A run of records
++++

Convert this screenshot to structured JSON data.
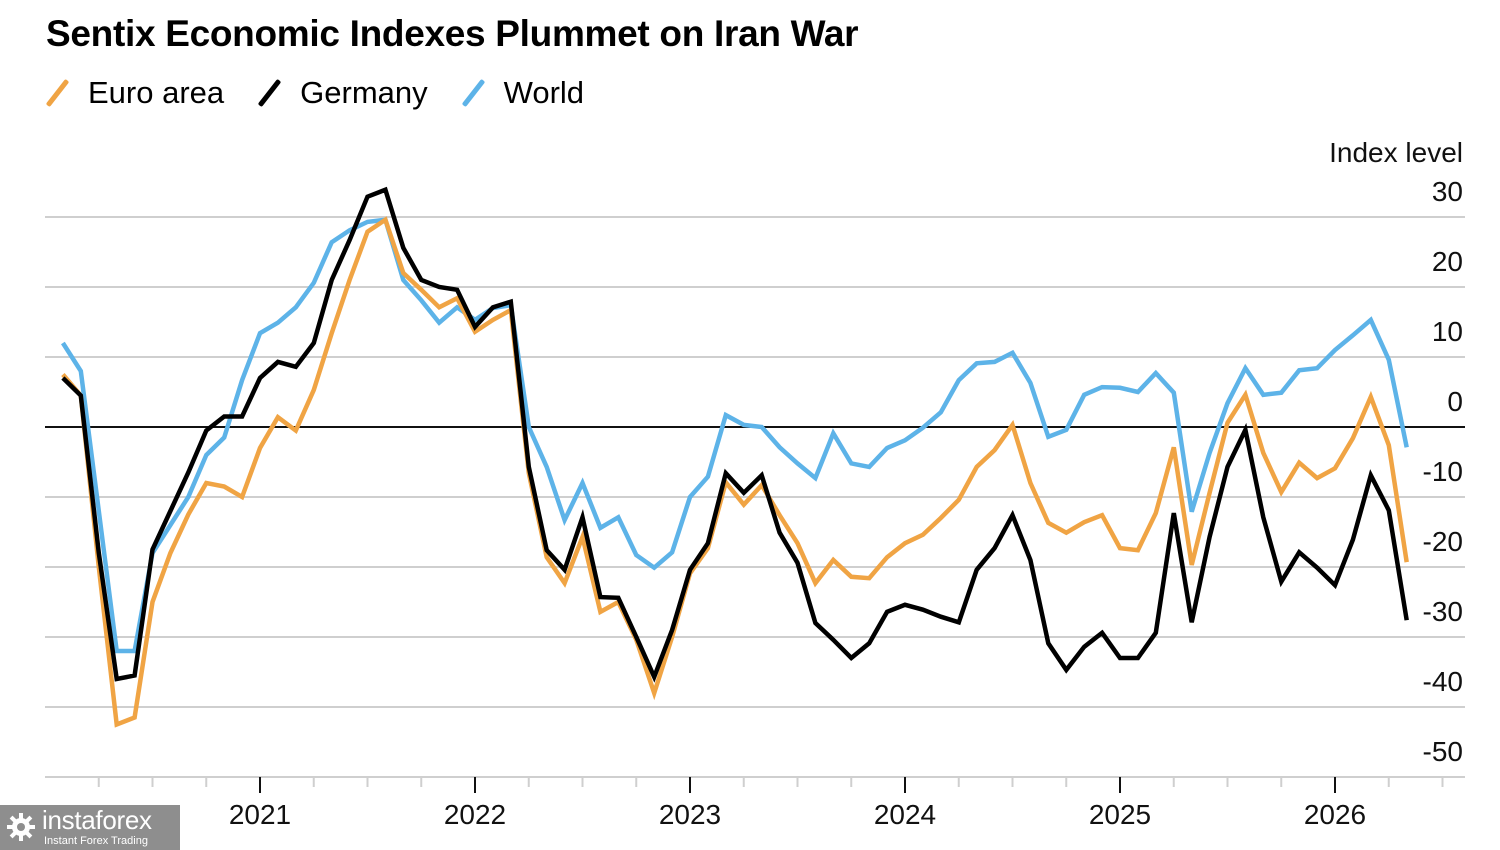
{
  "chart_data": {
    "type": "line",
    "title": "Sentix Economic Indexes Plummet on Iran War",
    "ylabel": "Index level",
    "xlabel": "",
    "ylim": [
      -50,
      30
    ],
    "yticks": [
      30,
      20,
      10,
      0,
      -10,
      -20,
      -30,
      -40,
      -50
    ],
    "xticks": [
      "2021",
      "2022",
      "2023",
      "2024",
      "2025",
      "2026"
    ],
    "x_range": [
      "2020-01",
      "2026-08"
    ],
    "grid": true,
    "legend_position": "top-left",
    "x": [
      "2020-02",
      "2020-03",
      "2020-04",
      "2020-05",
      "2020-06",
      "2020-07",
      "2020-08",
      "2020-09",
      "2020-10",
      "2020-11",
      "2020-12",
      "2021-01",
      "2021-02",
      "2021-03",
      "2021-04",
      "2021-05",
      "2021-06",
      "2021-07",
      "2021-08",
      "2021-09",
      "2021-10",
      "2021-11",
      "2021-12",
      "2022-01",
      "2022-02",
      "2022-03",
      "2022-04",
      "2022-05",
      "2022-06",
      "2022-07",
      "2022-08",
      "2022-09",
      "2022-10",
      "2022-11",
      "2022-12",
      "2023-01",
      "2023-02",
      "2023-03",
      "2023-04",
      "2023-05",
      "2023-06",
      "2023-07",
      "2023-08",
      "2023-09",
      "2023-10",
      "2023-11",
      "2023-12",
      "2024-01",
      "2024-02",
      "2024-03",
      "2024-04",
      "2024-05",
      "2024-06",
      "2024-07",
      "2024-08",
      "2024-09",
      "2024-10",
      "2024-11",
      "2024-12",
      "2025-01",
      "2025-02",
      "2025-03",
      "2025-04",
      "2025-05",
      "2025-06",
      "2025-07",
      "2025-08",
      "2025-09",
      "2025-10",
      "2025-11",
      "2025-12",
      "2026-01",
      "2026-02",
      "2026-03",
      "2026-04",
      "2026-05"
    ],
    "series": [
      {
        "name": "Euro area",
        "color": "#f0a444",
        "values": [
          7.5,
          4.5,
          -20,
          -42.5,
          -41.5,
          -25,
          -18,
          -12.5,
          -8,
          -8.5,
          -10,
          -3,
          1.4,
          -0.5,
          5.3,
          13.4,
          21,
          27.9,
          29.6,
          22,
          19.6,
          17.1,
          18.4,
          13.6,
          15.3,
          16.7,
          -6.6,
          -18.6,
          -22.3,
          -15.7,
          -26.4,
          -25,
          -30.4,
          -38,
          -30,
          -20.9,
          -17.3,
          -7.9,
          -11.1,
          -8.3,
          -12.6,
          -16.6,
          -22.3,
          -19,
          -21.4,
          -21.6,
          -18.6,
          -16.6,
          -15.4,
          -13,
          -10.4,
          -5.7,
          -3.3,
          0.3,
          -8,
          -13.7,
          -15.1,
          -13.6,
          -12.6,
          -17.3,
          -17.6,
          -12.3,
          -2.9,
          -19.7,
          -9.4,
          0.6,
          4.6,
          -3.7,
          -9.3,
          -5.1,
          -7.3,
          -5.9,
          -1.6,
          4.3,
          -2.6,
          -19.3
        ]
      },
      {
        "name": "Germany",
        "color": "#000000",
        "values": [
          7,
          4.5,
          -18,
          -36,
          -35.5,
          -17.5,
          -12,
          -6.5,
          -0.5,
          1.5,
          1.5,
          7,
          9.3,
          8.6,
          12,
          21,
          26.7,
          32.9,
          33.9,
          25.6,
          21,
          20,
          19.6,
          14.3,
          17.1,
          17.9,
          -5.7,
          -17.6,
          -20.4,
          -12.9,
          -24.3,
          -24.4,
          -30,
          -35.7,
          -29,
          -20.4,
          -16.6,
          -6.6,
          -9.4,
          -6.9,
          -15.1,
          -19.4,
          -28,
          -30.4,
          -33,
          -30.9,
          -26.4,
          -25.4,
          -26.1,
          -27.1,
          -27.9,
          -20.4,
          -17.3,
          -12.6,
          -19,
          -30.9,
          -34.7,
          -31.4,
          -29.4,
          -33,
          -33,
          -29.4,
          -12.3,
          -27.9,
          -15.7,
          -5.7,
          -0.4,
          -12.9,
          -22.1,
          -17.9,
          -20.1,
          -22.6,
          -16.1,
          -6.9,
          -11.9,
          -27.6
        ]
      },
      {
        "name": "World",
        "color": "#5db3e8",
        "values": [
          12,
          8,
          -12,
          -32,
          -32,
          -18,
          -14,
          -10,
          -4,
          -1.5,
          6.7,
          13.4,
          14.9,
          17.1,
          20.6,
          26.4,
          28.1,
          29.3,
          29.6,
          21,
          18.1,
          14.9,
          17.1,
          15.3,
          17,
          17.4,
          0,
          -5.7,
          -13.3,
          -8,
          -14.4,
          -12.9,
          -18.3,
          -20.1,
          -17.9,
          -10,
          -7.1,
          1.7,
          0.3,
          0,
          -2.9,
          -5.2,
          -7.3,
          -0.9,
          -5.2,
          -5.7,
          -3,
          -1.9,
          -0.1,
          2.1,
          6.7,
          9.1,
          9.3,
          10.6,
          6.3,
          -1.4,
          -0.4,
          4.6,
          5.7,
          5.6,
          5,
          7.7,
          4.9,
          -12.1,
          -3.7,
          3.4,
          8.4,
          4.6,
          4.9,
          8.1,
          8.4,
          11,
          13.1,
          15.3,
          9.6,
          -2.9
        ]
      }
    ]
  },
  "legend": [
    {
      "label": "Euro area",
      "color": "#f0a444"
    },
    {
      "label": "Germany",
      "color": "#000000"
    },
    {
      "label": "World",
      "color": "#5db3e8"
    }
  ],
  "watermark": {
    "brand": "instaforex",
    "tagline": "Instant Forex Trading"
  }
}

++++

Find the lines with the string "color" and reproduce them.

        "color": "#f0a444",
        "color": "#000000",
        "color": "#5db3e8",
      "color": "#f0a444"
      "color": "#000000"
      "color": "#5db3e8"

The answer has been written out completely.